Task brief: Rewrite the listing below with every "Biorhythm Calculator" changed to "Biorhythm Chart" and nothing else altered.

Provided records:

>>>>>

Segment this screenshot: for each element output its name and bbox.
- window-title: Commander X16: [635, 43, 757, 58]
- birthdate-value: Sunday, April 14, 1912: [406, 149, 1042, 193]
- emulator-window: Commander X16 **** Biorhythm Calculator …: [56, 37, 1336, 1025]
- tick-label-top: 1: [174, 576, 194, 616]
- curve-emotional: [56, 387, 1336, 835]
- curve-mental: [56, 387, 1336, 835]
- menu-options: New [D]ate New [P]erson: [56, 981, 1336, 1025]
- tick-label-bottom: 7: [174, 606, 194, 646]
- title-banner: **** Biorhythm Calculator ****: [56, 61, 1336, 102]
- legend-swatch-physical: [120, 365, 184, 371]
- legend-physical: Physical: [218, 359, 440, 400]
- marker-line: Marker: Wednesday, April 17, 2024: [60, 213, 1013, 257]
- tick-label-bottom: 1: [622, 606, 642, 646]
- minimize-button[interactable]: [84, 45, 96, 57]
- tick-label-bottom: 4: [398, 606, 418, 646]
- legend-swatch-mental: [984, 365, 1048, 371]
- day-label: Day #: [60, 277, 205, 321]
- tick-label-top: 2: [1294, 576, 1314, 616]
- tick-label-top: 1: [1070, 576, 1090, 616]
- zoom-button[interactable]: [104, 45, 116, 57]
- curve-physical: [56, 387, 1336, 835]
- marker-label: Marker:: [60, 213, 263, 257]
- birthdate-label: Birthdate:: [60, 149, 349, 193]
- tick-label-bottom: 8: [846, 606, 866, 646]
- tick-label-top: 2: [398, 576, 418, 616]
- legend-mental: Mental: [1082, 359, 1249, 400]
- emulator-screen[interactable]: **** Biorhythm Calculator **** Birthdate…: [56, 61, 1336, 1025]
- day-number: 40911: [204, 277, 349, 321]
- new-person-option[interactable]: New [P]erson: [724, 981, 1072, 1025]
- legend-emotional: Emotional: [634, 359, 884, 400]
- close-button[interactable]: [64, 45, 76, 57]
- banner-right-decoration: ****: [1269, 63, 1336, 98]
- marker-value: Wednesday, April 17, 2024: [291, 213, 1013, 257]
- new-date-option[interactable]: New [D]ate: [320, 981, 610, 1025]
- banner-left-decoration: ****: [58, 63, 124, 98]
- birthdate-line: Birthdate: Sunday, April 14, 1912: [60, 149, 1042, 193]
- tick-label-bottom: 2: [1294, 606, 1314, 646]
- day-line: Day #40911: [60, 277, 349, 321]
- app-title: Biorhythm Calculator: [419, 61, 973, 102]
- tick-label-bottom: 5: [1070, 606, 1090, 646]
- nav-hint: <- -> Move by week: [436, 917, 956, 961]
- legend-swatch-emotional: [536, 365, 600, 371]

<<<<<

Written answer:
Segment this screenshot: for each element output its name and bbox.
- window-title: Commander X16: [635, 43, 757, 58]
- birthdate-value: Sunday, April 14, 1912: [406, 149, 1042, 193]
- emulator-window: Commander X16 **** Biorhythm Chart …: [56, 37, 1336, 1025]
- tick-label-top: 1: [174, 576, 194, 616]
- curve-emotional: [56, 387, 1336, 835]
- curve-mental: [56, 387, 1336, 835]
- menu-options: New [D]ate New [P]erson: [56, 981, 1336, 1025]
- tick-label-bottom: 7: [174, 606, 194, 646]
- title-banner: **** Biorhythm Chart ****: [56, 61, 1336, 102]
- legend-swatch-physical: [120, 365, 184, 371]
- legend-physical: Physical: [218, 359, 440, 400]
- marker-line: Marker: Wednesday, April 17, 2024: [60, 213, 1013, 257]
- tick-label-bottom: 1: [622, 606, 642, 646]
- minimize-button[interactable]: [84, 45, 96, 57]
- tick-label-bottom: 4: [398, 606, 418, 646]
- legend-swatch-mental: [984, 365, 1048, 371]
- day-label: Day #: [60, 277, 205, 321]
- tick-label-top: 2: [1294, 576, 1314, 616]
- tick-label-top: 1: [1070, 576, 1090, 616]
- zoom-button[interactable]: [104, 45, 116, 57]
- curve-physical: [56, 387, 1336, 835]
- marker-label: Marker:: [60, 213, 263, 257]
- birthdate-label: Birthdate:: [60, 149, 349, 193]
- tick-label-bottom: 8: [846, 606, 866, 646]
- tick-label-top: 2: [398, 576, 418, 616]
- legend-mental: Mental: [1082, 359, 1249, 400]
- emulator-screen[interactable]: **** Biorhythm Chart **** Birthdate…: [56, 61, 1336, 1025]
- day-number: 40911: [204, 277, 349, 321]
- new-person-option[interactable]: New [P]erson: [724, 981, 1072, 1025]
- legend-emotional: Emotional: [634, 359, 884, 400]
- close-button[interactable]: [64, 45, 76, 57]
- banner-right-decoration: ****: [1269, 63, 1336, 98]
- marker-value: Wednesday, April 17, 2024: [291, 213, 1013, 257]
- new-date-option[interactable]: New [D]ate: [320, 981, 610, 1025]
- banner-left-decoration: ****: [58, 63, 124, 98]
- birthdate-line: Birthdate: Sunday, April 14, 1912: [60, 149, 1042, 193]
- tick-label-bottom: 2: [1294, 606, 1314, 646]
- day-line: Day #40911: [60, 277, 349, 321]
- app-title: Biorhythm Chart: [419, 61, 973, 102]
- tick-label-bottom: 5: [1070, 606, 1090, 646]
- nav-hint: <- -> Move by week: [436, 917, 956, 961]
- legend-swatch-emotional: [536, 365, 600, 371]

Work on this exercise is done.